Stated goal:
Collect all lines below with the string "которыми".

Dataset rows:
####
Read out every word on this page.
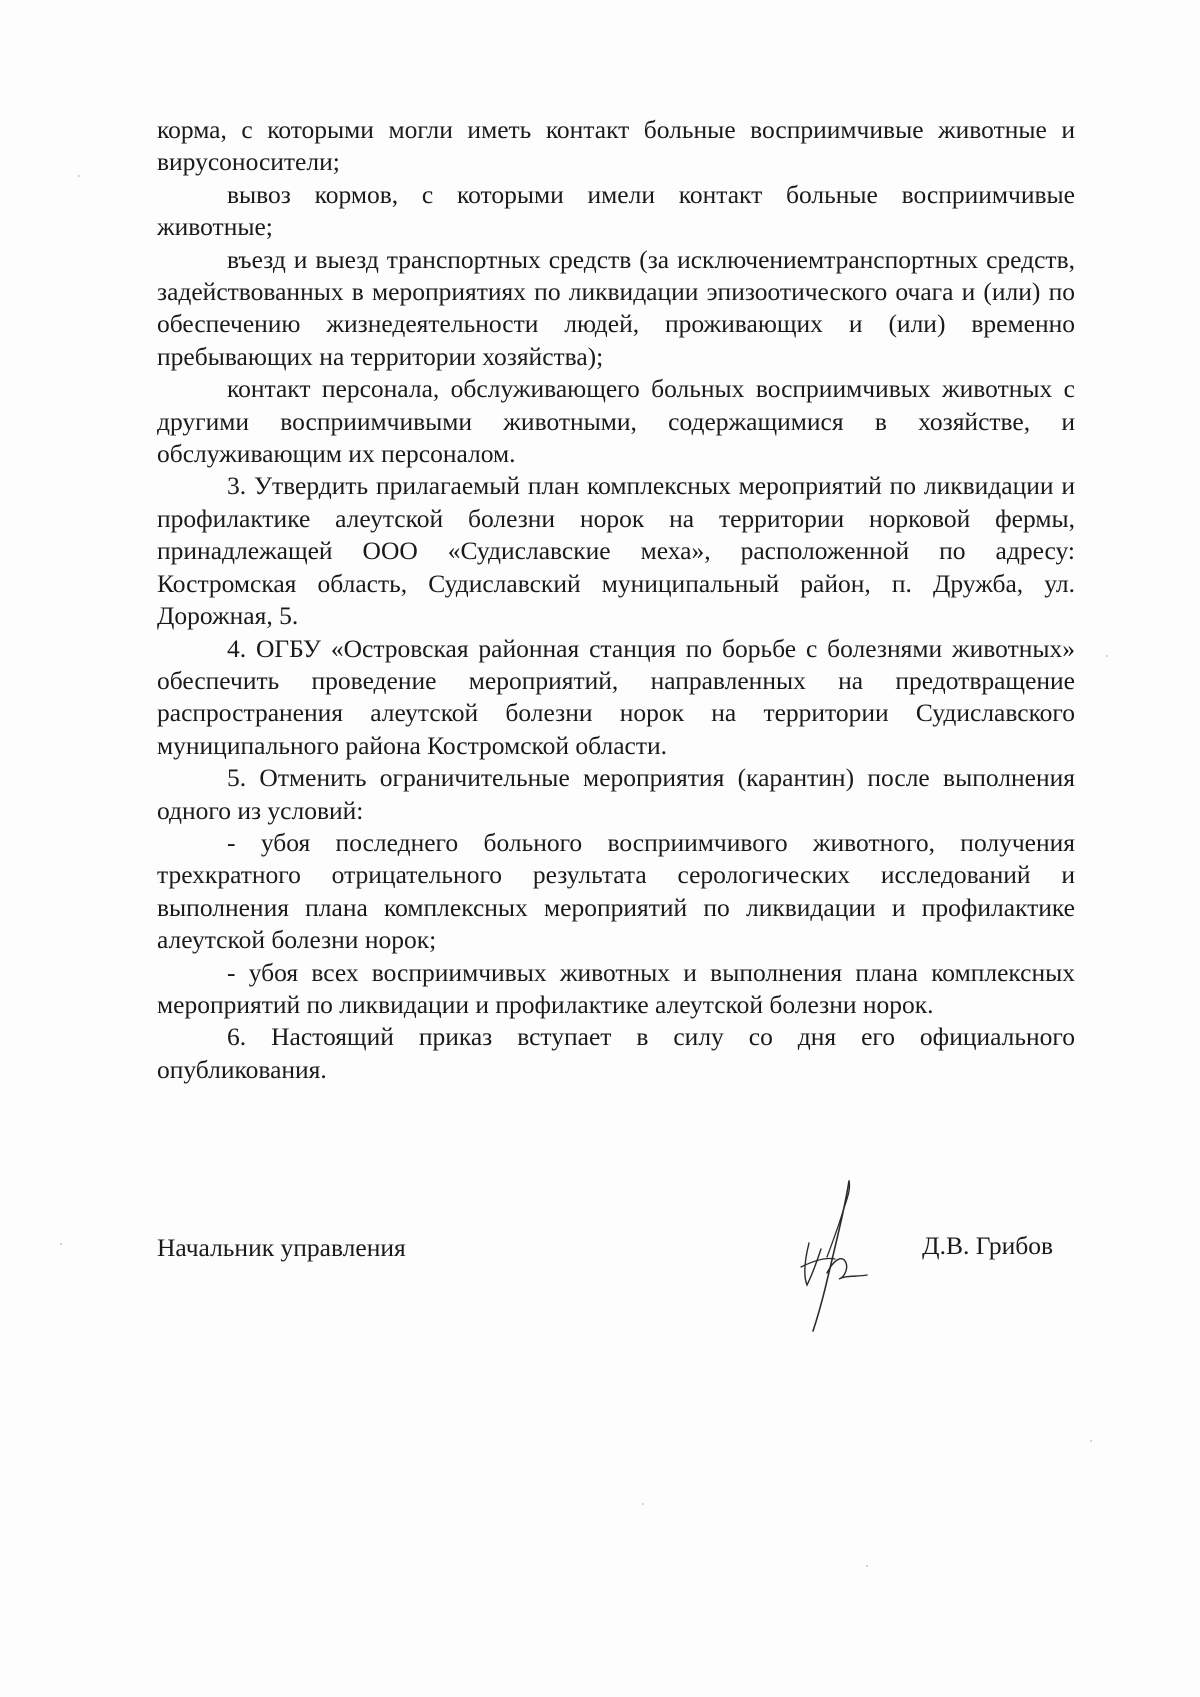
корма, с которыми могли иметь контакт больные восприимчивые животные и вирусоносители;

вывоз кормов, с которыми имели контакт больные восприимчивые животные;

въезд и выезд транспортных средств (за исключениемтранспортных средств, задействованных в мероприятиях по ликвидации эпизоотического очага и (или) по обеспечению жизнедеятельности людей, проживающих и (или) временно пребывающих на территории хозяйства);

контакт персонала, обслуживающего больных восприимчивых животных с другими восприимчивыми животными, содержащимися в хозяйстве, и обслуживающим их персоналом.

3. Утвердить прилагаемый план комплексных мероприятий по ликвидации и профилактике алеутской болезни норок на территории норковой фермы, принадлежащей ООО «Судиславские меха», расположенной по адресу: Костромская область, Судиславский муниципальный район, п. Дружба, ул. Дорожная, 5.

4. ОГБУ «Островская районная станция по борьбе с болезнями животных» обеспечить проведение мероприятий, направленных на предотвращение распространения алеутской болезни норок на территории Судиславского муниципального района Костромской области.

5. Отменить ограничительные мероприятия (карантин) после выполнения одного из условий:

- убоя последнего больного восприимчивого животного, получения трехкратного отрицательного результата серологических исследований и выполнения плана комплексных мероприятий по ликвидации и профилактике алеутской болезни норок;

- убоя всех восприимчивых животных и выполнения плана комплексных мероприятий по ликвидации и профилактике алеутской болезни норок.

6. Настоящий приказ вступает в силу со дня его официального опубликования.

Начальник управления	Д.В. Грибов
####
Full output:
корма, с которыми могли иметь контакт больные восприимчивые животные и вирусоносители;
вывоз кормов, с которыми имели контакт больные восприимчивые животные;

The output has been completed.